Records from a data collection:
==========

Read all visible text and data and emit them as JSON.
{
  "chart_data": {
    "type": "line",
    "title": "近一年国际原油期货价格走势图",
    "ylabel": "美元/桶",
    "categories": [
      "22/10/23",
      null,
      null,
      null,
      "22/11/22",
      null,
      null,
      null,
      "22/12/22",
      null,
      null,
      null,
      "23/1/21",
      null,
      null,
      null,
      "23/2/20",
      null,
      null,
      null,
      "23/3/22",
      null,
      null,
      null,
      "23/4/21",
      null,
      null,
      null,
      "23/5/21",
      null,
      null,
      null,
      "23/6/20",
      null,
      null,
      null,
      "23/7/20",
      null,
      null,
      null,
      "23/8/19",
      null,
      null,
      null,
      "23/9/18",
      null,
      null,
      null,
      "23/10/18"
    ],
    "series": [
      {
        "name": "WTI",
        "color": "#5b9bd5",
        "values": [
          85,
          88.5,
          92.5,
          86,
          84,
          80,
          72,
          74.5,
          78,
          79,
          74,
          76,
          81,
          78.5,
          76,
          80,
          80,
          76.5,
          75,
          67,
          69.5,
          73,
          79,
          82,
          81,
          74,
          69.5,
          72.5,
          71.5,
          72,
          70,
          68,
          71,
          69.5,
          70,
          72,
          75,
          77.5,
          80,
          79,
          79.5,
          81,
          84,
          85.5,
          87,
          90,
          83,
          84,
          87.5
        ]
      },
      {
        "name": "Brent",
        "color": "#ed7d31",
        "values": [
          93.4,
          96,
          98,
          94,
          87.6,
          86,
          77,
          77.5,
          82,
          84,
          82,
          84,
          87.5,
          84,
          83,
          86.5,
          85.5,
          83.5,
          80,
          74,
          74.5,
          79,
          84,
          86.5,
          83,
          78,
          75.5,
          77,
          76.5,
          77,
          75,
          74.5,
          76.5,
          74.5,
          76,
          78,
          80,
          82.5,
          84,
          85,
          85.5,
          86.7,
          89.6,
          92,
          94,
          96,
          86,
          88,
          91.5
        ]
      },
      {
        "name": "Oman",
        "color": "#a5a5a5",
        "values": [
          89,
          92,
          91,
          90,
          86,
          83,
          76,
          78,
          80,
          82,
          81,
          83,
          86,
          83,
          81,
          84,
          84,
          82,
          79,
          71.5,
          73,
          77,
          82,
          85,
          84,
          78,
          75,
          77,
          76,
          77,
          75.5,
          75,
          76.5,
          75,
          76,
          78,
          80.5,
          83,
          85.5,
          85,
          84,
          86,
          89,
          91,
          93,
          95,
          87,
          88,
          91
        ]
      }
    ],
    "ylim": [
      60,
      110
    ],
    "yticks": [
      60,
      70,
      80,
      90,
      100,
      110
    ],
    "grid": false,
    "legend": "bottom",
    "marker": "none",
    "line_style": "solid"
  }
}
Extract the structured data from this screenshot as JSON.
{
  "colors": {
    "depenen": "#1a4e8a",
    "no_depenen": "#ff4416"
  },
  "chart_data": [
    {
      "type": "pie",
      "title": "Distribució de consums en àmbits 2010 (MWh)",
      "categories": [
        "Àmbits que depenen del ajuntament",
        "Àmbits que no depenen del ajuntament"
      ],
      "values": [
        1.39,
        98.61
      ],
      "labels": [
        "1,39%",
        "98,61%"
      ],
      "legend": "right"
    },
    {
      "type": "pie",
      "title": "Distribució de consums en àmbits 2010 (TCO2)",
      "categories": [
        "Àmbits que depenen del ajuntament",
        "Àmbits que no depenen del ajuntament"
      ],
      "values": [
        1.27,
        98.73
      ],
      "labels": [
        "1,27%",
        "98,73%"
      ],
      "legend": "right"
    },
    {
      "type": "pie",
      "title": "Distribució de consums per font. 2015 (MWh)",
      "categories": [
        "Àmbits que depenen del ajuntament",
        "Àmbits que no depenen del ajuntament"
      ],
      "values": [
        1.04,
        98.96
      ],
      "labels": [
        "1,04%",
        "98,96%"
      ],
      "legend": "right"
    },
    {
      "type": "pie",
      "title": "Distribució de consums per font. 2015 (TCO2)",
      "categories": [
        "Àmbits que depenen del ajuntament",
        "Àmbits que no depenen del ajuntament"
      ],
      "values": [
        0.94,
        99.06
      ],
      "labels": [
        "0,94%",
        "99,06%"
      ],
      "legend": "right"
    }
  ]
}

==========

*What is expected:* All the data must be duplicated exactly, with nothing added or removed.

*Final result:*
Read all visible text and data and emit them as JSON.
{
  "chart_data": {
    "type": "line",
    "title": "近一年国际原油期货价格走势图",
    "ylabel": "美元/桶",
    "categories": [
      "22/10/23",
      null,
      null,
      null,
      "22/11/22",
      null,
      null,
      null,
      "22/12/22",
      null,
      null,
      null,
      "23/1/21",
      null,
      null,
      null,
      "23/2/20",
      null,
      null,
      null,
      "23/3/22",
      null,
      null,
      null,
      "23/4/21",
      null,
      null,
      null,
      "23/5/21",
      null,
      null,
      null,
      "23/6/20",
      null,
      null,
      null,
      "23/7/20",
      null,
      null,
      null,
      "23/8/19",
      null,
      null,
      null,
      "23/9/18",
      null,
      null,
      null,
      "23/10/18"
    ],
    "series": [
      {
        "name": "WTI",
        "color": "#5b9bd5",
        "values": [
          85,
          88.5,
          92.5,
          86,
          84,
          80,
          72,
          74.5,
          78,
          79,
          74,
          76,
          81,
          78.5,
          76,
          80,
          80,
          76.5,
          75,
          67,
          69.5,
          73,
          79,
          82,
          81,
          74,
          69.5,
          72.5,
          71.5,
          72,
          70,
          68,
          71,
          69.5,
          70,
          72,
          75,
          77.5,
          80,
          79,
          79.5,
          81,
          84,
          85.5,
          87,
          90,
          83,
          84,
          87.5
        ]
      },
      {
        "name": "Brent",
        "color": "#ed7d31",
        "values": [
          93.4,
          96,
          98,
          94,
          87.6,
          86,
          77,
          77.5,
          82,
          84,
          82,
          84,
          87.5,
          84,
          83,
          86.5,
          85.5,
          83.5,
          80,
          74,
          74.5,
          79,
          84,
          86.5,
          83,
          78,
          75.5,
          77,
          76.5,
          77,
          75,
          74.5,
          76.5,
          74.5,
          76,
          78,
          80,
          82.5,
          84,
          85,
          85.5,
          86.7,
          89.6,
          92,
          94,
          96,
          86,
          88,
          91.5
        ]
      },
      {
        "name": "Oman",
        "color": "#a5a5a5",
        "values": [
          89,
          92,
          91,
          90,
          86,
          83,
          76,
          78,
          80,
          82,
          81,
          83,
          86,
          83,
          81,
          84,
          84,
          82,
          79,
          71.5,
          73,
          77,
          82,
          85,
          84,
          78,
          75,
          77,
          76,
          77,
          75.5,
          75,
          76.5,
          75,
          76,
          78,
          80.5,
          83,
          85.5,
          85,
          84,
          86,
          89,
          91,
          93,
          95,
          87,
          88,
          91
        ]
      }
    ],
    "ylim": [
      60,
      110
    ],
    "yticks": [
      60,
      70,
      80,
      90,
      100,
      110
    ],
    "grid": false,
    "legend": "bottom",
    "marker": "none",
    "line_style": "solid"
  }
}
Extract the structured data from this screenshot as JSON.
{
  "colors": {
    "depenen": "#1a4e8a",
    "no_depenen": "#ff4416"
  },
  "chart_data": [
    {
      "type": "pie",
      "title": "Distribució de consums en àmbits 2010 (MWh)",
      "categories": [
        "Àmbits que depenen del ajuntament",
        "Àmbits que no depenen del ajuntament"
      ],
      "values": [
        1.39,
        98.61
      ],
      "labels": [
        "1,39%",
        "98,61%"
      ],
      "legend": "right"
    },
    {
      "type": "pie",
      "title": "Distribució de consums en àmbits 2010 (TCO2)",
      "categories": [
        "Àmbits que depenen del ajuntament",
        "Àmbits que no depenen del ajuntament"
      ],
      "values": [
        1.27,
        98.73
      ],
      "labels": [
        "1,27%",
        "98,73%"
      ],
      "legend": "right"
    },
    {
      "type": "pie",
      "title": "Distribució de consums per font. 2015 (MWh)",
      "categories": [
        "Àmbits que depenen del ajuntament",
        "Àmbits que no depenen del ajuntament"
      ],
      "values": [
        1.04,
        98.96
      ],
      "labels": [
        "1,04%",
        "98,96%"
      ],
      "legend": "right"
    },
    {
      "type": "pie",
      "title": "Distribució de consums per font. 2015 (TCO2)",
      "categories": [
        "Àmbits que depenen del ajuntament",
        "Àmbits que no depenen del ajuntament"
      ],
      "values": [
        0.94,
        99.06
      ],
      "labels": [
        "0,94%",
        "99,06%"
      ],
      "legend": "right"
    }
  ]
}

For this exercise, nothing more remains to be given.